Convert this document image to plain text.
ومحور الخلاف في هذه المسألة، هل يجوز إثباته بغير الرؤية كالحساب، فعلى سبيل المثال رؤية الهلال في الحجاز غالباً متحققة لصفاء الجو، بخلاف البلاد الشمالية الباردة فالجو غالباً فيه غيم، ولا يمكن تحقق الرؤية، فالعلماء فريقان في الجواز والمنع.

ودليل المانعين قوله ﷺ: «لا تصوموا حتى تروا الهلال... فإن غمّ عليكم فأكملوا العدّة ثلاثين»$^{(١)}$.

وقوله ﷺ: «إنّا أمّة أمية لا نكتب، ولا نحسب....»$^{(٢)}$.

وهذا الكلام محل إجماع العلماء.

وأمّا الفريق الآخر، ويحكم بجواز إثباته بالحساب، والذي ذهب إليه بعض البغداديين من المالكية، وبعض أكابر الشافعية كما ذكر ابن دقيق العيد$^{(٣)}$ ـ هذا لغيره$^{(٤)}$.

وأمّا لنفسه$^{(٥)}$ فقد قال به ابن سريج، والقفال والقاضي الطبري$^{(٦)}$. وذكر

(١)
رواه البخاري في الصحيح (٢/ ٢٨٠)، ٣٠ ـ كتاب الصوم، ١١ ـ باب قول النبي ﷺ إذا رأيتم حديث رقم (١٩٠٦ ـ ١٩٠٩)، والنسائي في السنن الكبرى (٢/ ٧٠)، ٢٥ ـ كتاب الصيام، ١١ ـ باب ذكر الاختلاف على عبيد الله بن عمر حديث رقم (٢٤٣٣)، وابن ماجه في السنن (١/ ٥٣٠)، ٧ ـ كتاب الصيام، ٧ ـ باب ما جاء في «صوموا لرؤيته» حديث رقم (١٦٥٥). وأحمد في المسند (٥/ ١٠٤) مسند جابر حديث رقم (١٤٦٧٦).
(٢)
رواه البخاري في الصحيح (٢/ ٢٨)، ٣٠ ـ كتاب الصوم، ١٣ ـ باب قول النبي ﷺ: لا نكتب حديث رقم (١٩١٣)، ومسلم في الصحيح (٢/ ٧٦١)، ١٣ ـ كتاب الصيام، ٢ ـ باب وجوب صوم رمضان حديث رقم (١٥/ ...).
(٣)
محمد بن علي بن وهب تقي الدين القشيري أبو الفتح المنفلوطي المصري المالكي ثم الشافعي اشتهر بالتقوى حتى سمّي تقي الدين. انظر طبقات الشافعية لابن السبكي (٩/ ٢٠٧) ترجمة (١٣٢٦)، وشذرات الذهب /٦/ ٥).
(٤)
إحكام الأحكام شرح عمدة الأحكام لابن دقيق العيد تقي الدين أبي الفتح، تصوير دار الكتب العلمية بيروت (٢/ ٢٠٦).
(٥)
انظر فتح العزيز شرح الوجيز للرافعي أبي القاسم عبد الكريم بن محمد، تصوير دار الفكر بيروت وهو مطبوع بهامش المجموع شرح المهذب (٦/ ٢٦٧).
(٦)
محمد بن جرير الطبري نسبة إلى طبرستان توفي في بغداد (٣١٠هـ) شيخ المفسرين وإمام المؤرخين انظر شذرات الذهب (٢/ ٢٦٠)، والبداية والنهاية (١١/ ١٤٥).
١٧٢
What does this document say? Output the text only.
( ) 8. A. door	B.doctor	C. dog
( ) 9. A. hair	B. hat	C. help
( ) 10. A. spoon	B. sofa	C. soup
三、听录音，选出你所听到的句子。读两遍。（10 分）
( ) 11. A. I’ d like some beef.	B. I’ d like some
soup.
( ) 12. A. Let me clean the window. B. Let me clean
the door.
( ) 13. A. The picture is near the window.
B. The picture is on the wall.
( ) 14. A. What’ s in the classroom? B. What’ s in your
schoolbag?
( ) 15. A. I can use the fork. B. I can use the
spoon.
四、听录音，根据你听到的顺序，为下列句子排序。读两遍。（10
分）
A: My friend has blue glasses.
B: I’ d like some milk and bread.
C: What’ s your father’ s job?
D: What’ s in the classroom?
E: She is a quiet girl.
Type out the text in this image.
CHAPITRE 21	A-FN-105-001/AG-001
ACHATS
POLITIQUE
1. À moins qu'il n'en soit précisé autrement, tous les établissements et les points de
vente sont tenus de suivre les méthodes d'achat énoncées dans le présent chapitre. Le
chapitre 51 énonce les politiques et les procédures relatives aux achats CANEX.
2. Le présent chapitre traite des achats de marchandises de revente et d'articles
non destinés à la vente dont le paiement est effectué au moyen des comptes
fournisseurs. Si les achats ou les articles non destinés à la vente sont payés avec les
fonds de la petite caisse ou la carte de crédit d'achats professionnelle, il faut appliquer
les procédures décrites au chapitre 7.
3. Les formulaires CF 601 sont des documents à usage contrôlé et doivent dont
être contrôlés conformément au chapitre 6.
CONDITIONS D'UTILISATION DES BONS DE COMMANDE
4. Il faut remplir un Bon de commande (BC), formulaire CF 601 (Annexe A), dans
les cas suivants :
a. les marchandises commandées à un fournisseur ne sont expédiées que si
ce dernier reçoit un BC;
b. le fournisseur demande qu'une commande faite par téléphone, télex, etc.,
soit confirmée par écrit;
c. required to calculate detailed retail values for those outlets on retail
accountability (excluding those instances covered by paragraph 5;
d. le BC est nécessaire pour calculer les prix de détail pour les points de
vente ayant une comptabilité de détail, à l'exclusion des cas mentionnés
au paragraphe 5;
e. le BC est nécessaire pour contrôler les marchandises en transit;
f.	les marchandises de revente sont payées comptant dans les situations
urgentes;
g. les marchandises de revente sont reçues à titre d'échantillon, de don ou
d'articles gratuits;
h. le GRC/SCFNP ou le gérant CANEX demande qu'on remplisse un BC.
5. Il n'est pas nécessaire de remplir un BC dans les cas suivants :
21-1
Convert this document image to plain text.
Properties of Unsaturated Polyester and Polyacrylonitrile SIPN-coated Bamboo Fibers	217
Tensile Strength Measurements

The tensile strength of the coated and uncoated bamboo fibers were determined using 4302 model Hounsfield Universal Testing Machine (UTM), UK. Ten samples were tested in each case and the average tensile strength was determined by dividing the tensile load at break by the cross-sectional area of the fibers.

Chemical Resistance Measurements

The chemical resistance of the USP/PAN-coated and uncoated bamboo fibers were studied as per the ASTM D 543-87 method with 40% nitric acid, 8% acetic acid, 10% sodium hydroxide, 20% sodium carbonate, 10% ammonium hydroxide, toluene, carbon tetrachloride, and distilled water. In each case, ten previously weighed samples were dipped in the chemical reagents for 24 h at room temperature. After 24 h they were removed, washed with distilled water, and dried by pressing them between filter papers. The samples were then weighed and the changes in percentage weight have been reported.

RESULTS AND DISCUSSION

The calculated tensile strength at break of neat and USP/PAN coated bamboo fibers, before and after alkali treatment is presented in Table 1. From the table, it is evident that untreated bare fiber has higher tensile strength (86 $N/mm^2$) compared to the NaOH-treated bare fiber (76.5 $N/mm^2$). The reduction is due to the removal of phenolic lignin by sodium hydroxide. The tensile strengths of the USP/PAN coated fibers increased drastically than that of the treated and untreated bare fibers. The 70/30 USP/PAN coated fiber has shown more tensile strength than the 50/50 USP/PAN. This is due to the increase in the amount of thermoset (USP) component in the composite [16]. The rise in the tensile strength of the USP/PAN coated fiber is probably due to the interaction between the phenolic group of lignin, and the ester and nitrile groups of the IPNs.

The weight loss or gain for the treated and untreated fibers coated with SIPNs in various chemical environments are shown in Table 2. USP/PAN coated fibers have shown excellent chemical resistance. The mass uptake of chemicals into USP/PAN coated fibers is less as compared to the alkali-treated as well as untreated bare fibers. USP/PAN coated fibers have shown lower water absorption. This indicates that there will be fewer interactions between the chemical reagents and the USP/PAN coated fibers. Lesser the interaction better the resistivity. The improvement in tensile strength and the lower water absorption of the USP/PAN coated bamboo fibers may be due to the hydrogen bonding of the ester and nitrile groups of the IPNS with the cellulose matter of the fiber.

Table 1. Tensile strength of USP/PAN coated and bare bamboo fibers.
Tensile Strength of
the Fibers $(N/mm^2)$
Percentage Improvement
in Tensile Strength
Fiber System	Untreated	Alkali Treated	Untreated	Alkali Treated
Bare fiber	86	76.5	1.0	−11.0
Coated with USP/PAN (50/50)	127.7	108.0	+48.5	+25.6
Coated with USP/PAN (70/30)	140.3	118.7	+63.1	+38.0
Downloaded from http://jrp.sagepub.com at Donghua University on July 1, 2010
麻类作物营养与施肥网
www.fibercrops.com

_Given request:_
Only lines with "présent" are wanted here; list each of them.

_Answer to this exercise:_
vente sont tenus de suivre les méthodes d'achat énoncées dans le présent chapitre. Le
2. Le présent chapitre traite des achats de marchandises de revente et d'articles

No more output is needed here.